---------- Raw records
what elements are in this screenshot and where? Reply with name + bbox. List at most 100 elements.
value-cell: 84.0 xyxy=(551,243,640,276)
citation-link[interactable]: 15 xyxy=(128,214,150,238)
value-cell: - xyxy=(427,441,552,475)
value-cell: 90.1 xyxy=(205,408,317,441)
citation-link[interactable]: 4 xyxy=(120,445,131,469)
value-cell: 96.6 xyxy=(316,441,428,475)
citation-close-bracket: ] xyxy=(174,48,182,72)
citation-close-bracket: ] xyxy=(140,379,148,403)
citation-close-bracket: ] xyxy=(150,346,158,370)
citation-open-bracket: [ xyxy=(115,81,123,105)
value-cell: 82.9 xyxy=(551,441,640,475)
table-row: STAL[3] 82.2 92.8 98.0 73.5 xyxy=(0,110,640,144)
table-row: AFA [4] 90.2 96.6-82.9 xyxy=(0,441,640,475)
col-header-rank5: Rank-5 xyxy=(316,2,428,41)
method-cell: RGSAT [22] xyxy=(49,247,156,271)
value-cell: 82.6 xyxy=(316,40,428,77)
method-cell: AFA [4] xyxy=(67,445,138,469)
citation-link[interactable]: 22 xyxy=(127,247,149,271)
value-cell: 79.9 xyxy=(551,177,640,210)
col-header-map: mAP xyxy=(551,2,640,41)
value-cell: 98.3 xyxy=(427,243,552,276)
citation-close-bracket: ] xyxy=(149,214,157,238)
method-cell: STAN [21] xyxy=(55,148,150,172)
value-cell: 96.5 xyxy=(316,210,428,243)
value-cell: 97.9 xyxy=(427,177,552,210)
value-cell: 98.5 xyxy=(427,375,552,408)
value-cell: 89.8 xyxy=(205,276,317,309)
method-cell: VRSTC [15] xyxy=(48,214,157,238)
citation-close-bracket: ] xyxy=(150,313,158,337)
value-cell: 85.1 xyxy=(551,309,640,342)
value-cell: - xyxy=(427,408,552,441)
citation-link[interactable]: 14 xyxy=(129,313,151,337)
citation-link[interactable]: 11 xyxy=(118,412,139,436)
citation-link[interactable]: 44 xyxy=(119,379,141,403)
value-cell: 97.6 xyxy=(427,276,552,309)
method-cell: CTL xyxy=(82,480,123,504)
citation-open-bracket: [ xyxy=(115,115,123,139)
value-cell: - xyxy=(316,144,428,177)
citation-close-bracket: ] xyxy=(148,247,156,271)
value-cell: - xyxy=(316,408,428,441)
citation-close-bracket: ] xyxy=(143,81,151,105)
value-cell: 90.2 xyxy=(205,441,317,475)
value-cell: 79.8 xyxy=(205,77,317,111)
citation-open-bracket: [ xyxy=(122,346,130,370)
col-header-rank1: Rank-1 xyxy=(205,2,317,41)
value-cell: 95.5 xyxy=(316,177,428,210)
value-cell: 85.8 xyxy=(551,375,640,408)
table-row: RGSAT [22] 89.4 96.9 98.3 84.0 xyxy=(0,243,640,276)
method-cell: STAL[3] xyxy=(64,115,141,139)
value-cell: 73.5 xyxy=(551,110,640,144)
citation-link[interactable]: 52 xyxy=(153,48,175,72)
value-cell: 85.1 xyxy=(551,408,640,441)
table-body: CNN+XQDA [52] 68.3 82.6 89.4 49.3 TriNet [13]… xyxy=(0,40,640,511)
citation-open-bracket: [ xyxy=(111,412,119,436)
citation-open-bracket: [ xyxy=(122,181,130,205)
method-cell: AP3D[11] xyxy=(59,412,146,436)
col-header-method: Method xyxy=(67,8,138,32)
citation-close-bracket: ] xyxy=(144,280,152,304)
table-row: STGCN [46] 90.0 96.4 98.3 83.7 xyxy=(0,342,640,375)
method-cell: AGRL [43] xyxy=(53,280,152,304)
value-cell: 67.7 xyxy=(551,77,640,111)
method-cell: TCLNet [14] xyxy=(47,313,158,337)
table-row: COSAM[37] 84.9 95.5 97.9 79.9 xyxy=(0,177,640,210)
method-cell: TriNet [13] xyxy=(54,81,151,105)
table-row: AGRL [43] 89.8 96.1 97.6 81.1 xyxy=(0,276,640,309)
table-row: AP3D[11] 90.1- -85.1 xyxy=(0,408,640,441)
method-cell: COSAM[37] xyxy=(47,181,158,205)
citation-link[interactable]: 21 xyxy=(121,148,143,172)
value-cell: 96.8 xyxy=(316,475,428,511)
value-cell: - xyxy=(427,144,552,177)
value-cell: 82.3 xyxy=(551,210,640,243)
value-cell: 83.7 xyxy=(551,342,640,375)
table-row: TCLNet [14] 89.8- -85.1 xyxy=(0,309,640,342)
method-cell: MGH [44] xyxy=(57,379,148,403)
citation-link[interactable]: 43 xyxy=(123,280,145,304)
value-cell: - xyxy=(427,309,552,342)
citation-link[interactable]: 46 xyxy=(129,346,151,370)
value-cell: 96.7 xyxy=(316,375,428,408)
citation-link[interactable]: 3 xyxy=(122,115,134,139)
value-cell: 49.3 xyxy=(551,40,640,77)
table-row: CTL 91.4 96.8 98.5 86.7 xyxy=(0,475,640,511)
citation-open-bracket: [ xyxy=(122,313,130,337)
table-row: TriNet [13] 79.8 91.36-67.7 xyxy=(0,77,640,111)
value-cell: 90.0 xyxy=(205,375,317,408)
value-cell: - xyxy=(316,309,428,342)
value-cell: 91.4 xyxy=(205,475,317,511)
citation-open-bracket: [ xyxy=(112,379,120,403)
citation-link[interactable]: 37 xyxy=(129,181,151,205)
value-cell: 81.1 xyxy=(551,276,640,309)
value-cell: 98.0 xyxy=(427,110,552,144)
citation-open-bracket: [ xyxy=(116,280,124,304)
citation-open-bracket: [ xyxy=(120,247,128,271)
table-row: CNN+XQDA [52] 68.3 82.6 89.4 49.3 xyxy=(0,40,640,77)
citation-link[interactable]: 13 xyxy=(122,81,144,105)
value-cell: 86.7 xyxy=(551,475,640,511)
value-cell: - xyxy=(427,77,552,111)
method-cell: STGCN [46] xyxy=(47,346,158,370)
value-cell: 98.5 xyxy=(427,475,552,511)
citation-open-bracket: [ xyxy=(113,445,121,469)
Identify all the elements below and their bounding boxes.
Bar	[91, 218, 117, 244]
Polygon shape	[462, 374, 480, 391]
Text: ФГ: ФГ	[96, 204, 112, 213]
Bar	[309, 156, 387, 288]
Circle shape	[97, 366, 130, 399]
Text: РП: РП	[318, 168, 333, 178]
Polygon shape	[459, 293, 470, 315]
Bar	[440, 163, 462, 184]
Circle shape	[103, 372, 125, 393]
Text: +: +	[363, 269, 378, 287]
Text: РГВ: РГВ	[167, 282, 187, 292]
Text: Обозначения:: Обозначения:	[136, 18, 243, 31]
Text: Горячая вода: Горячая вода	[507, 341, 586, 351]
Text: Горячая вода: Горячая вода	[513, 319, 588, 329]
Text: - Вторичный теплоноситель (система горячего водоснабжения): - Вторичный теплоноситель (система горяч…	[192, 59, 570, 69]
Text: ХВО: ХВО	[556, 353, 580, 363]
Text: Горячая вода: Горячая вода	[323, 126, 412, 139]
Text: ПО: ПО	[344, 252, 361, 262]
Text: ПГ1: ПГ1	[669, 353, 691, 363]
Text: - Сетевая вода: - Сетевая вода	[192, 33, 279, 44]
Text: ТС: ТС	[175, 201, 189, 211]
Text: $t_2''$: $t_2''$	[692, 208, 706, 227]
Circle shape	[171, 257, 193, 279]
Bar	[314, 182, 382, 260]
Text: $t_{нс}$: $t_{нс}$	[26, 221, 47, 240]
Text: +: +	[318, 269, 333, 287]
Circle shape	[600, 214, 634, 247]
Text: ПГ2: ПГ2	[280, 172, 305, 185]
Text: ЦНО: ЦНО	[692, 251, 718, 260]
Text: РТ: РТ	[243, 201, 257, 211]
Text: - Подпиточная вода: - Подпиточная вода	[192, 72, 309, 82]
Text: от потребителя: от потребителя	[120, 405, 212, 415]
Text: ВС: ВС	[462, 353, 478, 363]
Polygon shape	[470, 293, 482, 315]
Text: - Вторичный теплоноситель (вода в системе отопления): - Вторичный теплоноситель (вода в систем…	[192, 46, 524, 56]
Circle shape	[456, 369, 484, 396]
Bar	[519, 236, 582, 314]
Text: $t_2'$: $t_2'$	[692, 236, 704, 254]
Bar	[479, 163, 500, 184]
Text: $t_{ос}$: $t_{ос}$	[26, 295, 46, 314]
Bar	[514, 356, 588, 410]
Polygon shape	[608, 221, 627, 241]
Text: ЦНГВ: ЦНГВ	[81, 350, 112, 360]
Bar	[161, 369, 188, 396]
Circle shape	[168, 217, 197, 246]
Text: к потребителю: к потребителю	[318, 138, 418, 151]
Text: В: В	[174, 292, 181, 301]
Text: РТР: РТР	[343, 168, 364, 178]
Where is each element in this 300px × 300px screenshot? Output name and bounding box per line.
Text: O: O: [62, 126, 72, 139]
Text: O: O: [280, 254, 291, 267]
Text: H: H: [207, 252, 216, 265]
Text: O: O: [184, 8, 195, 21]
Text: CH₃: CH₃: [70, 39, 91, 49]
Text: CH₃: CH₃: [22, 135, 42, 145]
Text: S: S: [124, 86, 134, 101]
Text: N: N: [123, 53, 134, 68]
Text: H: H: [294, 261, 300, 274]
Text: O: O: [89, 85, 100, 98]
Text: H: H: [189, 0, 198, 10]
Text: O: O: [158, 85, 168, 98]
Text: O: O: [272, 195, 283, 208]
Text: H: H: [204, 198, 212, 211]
--------------------
• Exercise description: Please put the part of the listing above that runs from its first line through the line containing "value-cell: 85.8 xyxy=(551,375,640,408)", both ends included, into a numbered list. Leave out blank lines.

• Task output:
1. what elements are in this screenshot and where? Reply with name + bbox. List at most 100 elements.
2. value-cell: 84.0 xyxy=(551,243,640,276)
3. citation-link[interactable]: 15 xyxy=(128,214,150,238)
4. value-cell: - xyxy=(427,441,552,475)
5. value-cell: 90.1 xyxy=(205,408,317,441)
6. citation-link[interactable]: 4 xyxy=(120,445,131,469)
7. value-cell: 96.6 xyxy=(316,441,428,475)
8. citation-close-bracket: ] xyxy=(174,48,182,72)
9. citation-close-bracket: ] xyxy=(140,379,148,403)
10. citation-close-bracket: ] xyxy=(150,346,158,370)
11. citation-open-bracket: [ xyxy=(115,81,123,105)
12. value-cell: 82.9 xyxy=(551,441,640,475)
13. table-row: STAL[3] 82.2 92.8 98.0 73.5 xyxy=(0,110,640,144)
14. table-row: AFA [4] 90.2 96.6-82.9 xyxy=(0,441,640,475)
15. col-header-rank5: Rank-5 xyxy=(316,2,428,41)
16. method-cell: RGSAT [22] xyxy=(49,247,156,271)
17. value-cell: 82.6 xyxy=(316,40,428,77)
18. method-cell: AFA [4] xyxy=(67,445,138,469)
19. citation-link[interactable]: 22 xyxy=(127,247,149,271)
20. value-cell: 79.9 xyxy=(551,177,640,210)
21. col-header-map: mAP xyxy=(551,2,640,41)
22. value-cell: 98.3 xyxy=(427,243,552,276)
23. citation-close-bracket: ] xyxy=(149,214,157,238)
24. method-cell: STAN [21] xyxy=(55,148,150,172)
25. value-cell: 96.5 xyxy=(316,210,428,243)
26. value-cell: 97.9 xyxy=(427,177,552,210)
27. value-cell: 98.5 xyxy=(427,375,552,408)
28. value-cell: 89.8 xyxy=(205,276,317,309)
29. method-cell: VRSTC [15] xyxy=(48,214,157,238)
30. citation-close-bracket: ] xyxy=(150,313,158,337)
31. value-cell: 85.1 xyxy=(551,309,640,342)
32. value-cell: - xyxy=(427,408,552,441)
33. citation-link[interactable]: 14 xyxy=(129,313,151,337)
34. citation-link[interactable]: 11 xyxy=(118,412,139,436)
35. citation-link[interactable]: 44 xyxy=(119,379,141,403)
36. value-cell: 97.6 xyxy=(427,276,552,309)
37. method-cell: CTL xyxy=(82,480,123,504)
38. citation-open-bracket: [ xyxy=(115,115,123,139)
39. value-cell: - xyxy=(316,144,428,177)
40. citation-close-bracket: ] xyxy=(148,247,156,271)
41. value-cell: - xyxy=(316,408,428,441)
42. citation-close-bracket: ] xyxy=(143,81,151,105)
43. value-cell: 90.2 xyxy=(205,441,317,475)
44. value-cell: 79.8 xyxy=(205,77,317,111)
45. citation-open-bracket: [ xyxy=(122,346,130,370)
46. col-header-rank1: Rank-1 xyxy=(205,2,317,41)
47. value-cell: 95.5 xyxy=(316,177,428,210)
48. value-cell: 85.8 xyxy=(551,375,640,408)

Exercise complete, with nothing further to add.